**Problem to solve**
Pictures are not part of the copy; repeat everything else in the records exactly.

**Source material**
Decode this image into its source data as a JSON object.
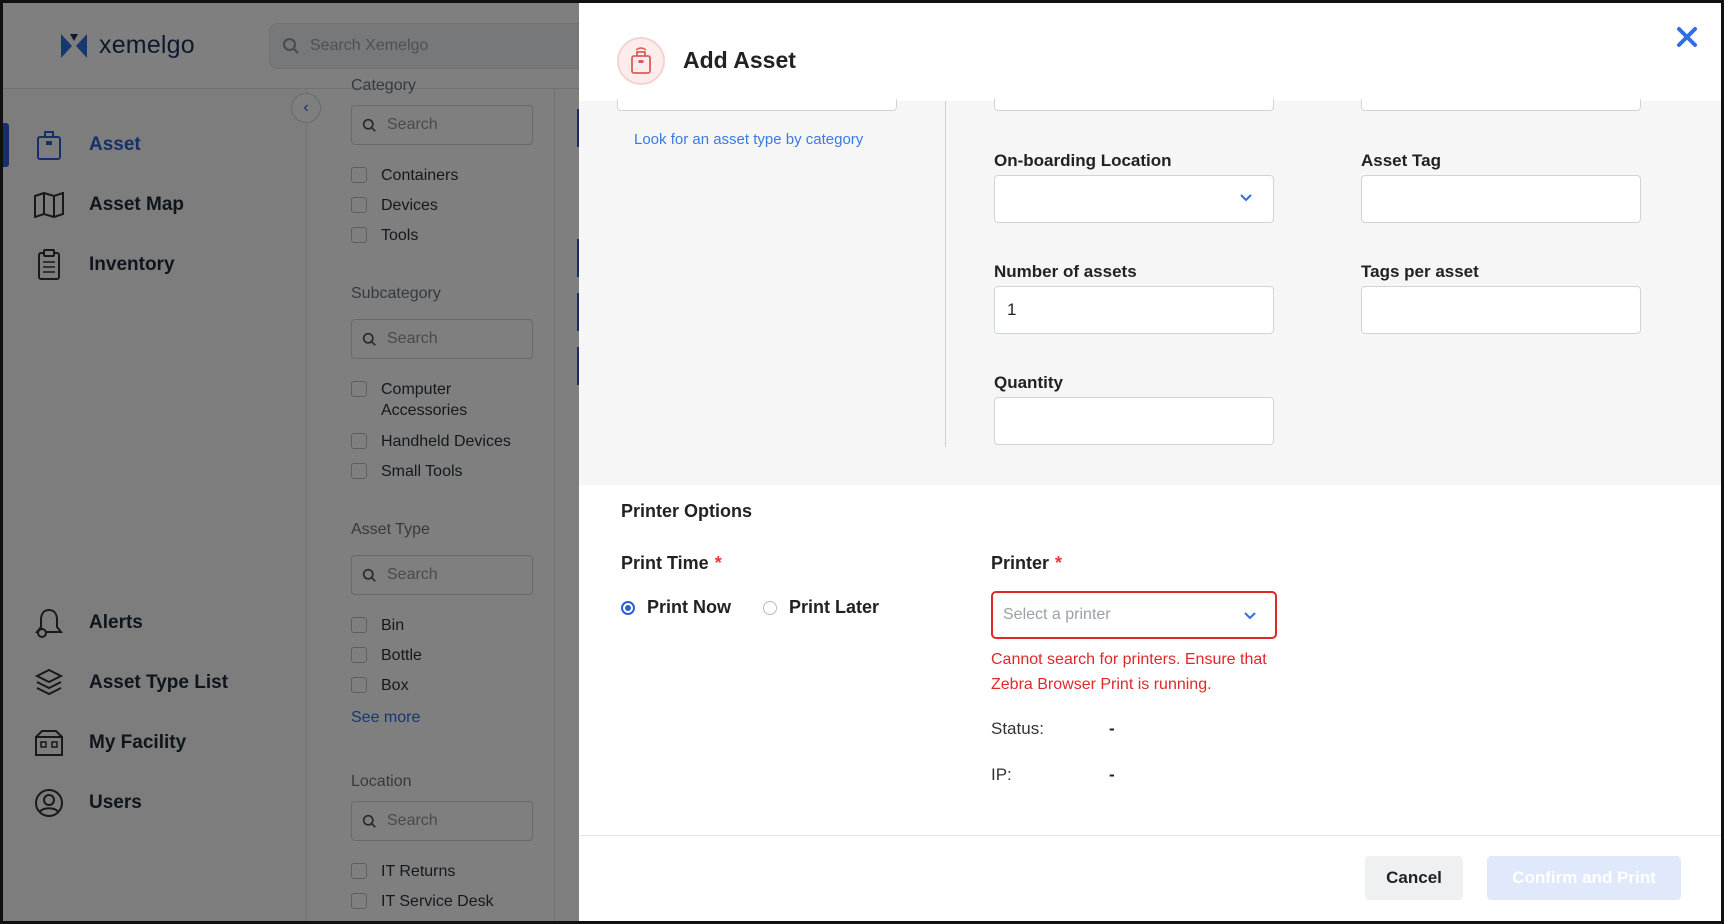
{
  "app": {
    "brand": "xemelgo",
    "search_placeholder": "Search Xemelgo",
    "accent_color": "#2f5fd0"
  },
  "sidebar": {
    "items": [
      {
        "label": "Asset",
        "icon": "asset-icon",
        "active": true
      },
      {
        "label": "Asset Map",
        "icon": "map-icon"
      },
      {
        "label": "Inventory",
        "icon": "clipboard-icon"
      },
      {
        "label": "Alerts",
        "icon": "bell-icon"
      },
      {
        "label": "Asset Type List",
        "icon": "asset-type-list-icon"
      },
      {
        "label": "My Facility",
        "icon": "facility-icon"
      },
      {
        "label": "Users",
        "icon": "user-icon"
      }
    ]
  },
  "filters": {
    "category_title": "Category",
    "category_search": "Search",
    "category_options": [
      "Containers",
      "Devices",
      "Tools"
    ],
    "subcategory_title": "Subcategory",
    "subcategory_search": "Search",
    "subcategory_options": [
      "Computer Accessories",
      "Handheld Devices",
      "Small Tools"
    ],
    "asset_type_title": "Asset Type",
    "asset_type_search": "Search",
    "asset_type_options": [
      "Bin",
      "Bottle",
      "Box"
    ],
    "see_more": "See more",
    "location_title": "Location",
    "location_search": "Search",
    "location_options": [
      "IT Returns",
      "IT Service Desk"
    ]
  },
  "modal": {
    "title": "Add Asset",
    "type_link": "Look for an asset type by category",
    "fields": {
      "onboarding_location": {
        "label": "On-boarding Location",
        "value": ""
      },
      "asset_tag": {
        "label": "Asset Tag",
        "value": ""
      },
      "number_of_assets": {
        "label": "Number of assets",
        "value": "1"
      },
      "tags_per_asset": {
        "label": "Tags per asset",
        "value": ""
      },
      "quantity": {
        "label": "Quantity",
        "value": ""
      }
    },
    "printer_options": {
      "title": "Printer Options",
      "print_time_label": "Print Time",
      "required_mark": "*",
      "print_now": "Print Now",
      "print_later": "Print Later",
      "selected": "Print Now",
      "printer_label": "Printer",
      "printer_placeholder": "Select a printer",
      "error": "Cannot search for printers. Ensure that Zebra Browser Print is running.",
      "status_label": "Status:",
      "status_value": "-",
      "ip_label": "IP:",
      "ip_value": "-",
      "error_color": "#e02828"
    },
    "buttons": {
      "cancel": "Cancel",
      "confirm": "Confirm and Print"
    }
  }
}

**Solution below**
Decode this image into its source data as a JSON object.
{
  "app": {
    "brand": "xemelgo",
    "search_placeholder": "Search Xemelgo",
    "accent_color": "#2f5fd0"
  },
  "sidebar": {
    "items": [
      {
        "label": "Asset",
        "icon": "asset-icon",
        "active": true
      },
      {
        "label": "Asset Map",
        "icon": "map-icon"
      },
      {
        "label": "Inventory",
        "icon": "clipboard-icon"
      },
      {
        "label": "Alerts",
        "icon": "bell-icon"
      },
      {
        "label": "Asset Type List",
        "icon": "asset-type-list-icon"
      },
      {
        "label": "My Facility",
        "icon": "facility-icon"
      },
      {
        "label": "Users",
        "icon": "user-icon"
      }
    ]
  },
  "filters": {
    "category_title": "Category",
    "category_search": "Search",
    "category_options": [
      "Containers",
      "Devices",
      "Tools"
    ],
    "subcategory_title": "Subcategory",
    "subcategory_search": "Search",
    "subcategory_options": [
      "Computer Accessories",
      "Handheld Devices",
      "Small Tools"
    ],
    "asset_type_title": "Asset Type",
    "asset_type_search": "Search",
    "asset_type_options": [
      "Bin",
      "Bottle",
      "Box"
    ],
    "see_more": "See more",
    "location_title": "Location",
    "location_search": "Search",
    "location_options": [
      "IT Returns",
      "IT Service Desk"
    ]
  },
  "modal": {
    "title": "Add Asset",
    "type_link": "Look for an asset type by category",
    "fields": {
      "onboarding_location": {
        "label": "On-boarding Location",
        "value": ""
      },
      "asset_tag": {
        "label": "Asset Tag",
        "value": ""
      },
      "number_of_assets": {
        "label": "Number of assets",
        "value": "1"
      },
      "tags_per_asset": {
        "label": "Tags per asset",
        "value": ""
      },
      "quantity": {
        "label": "Quantity",
        "value": ""
      }
    },
    "printer_options": {
      "title": "Printer Options",
      "print_time_label": "Print Time",
      "required_mark": "*",
      "print_now": "Print Now",
      "print_later": "Print Later",
      "selected": "Print Now",
      "printer_label": "Printer",
      "printer_placeholder": "Select a printer",
      "error": "Cannot search for printers. Ensure that Zebra Browser Print is running.",
      "status_label": "Status:",
      "status_value": "-",
      "ip_label": "IP:",
      "ip_value": "-",
      "error_color": "#e02828"
    },
    "buttons": {
      "cancel": "Cancel",
      "confirm": "Confirm and Print"
    }
  }
}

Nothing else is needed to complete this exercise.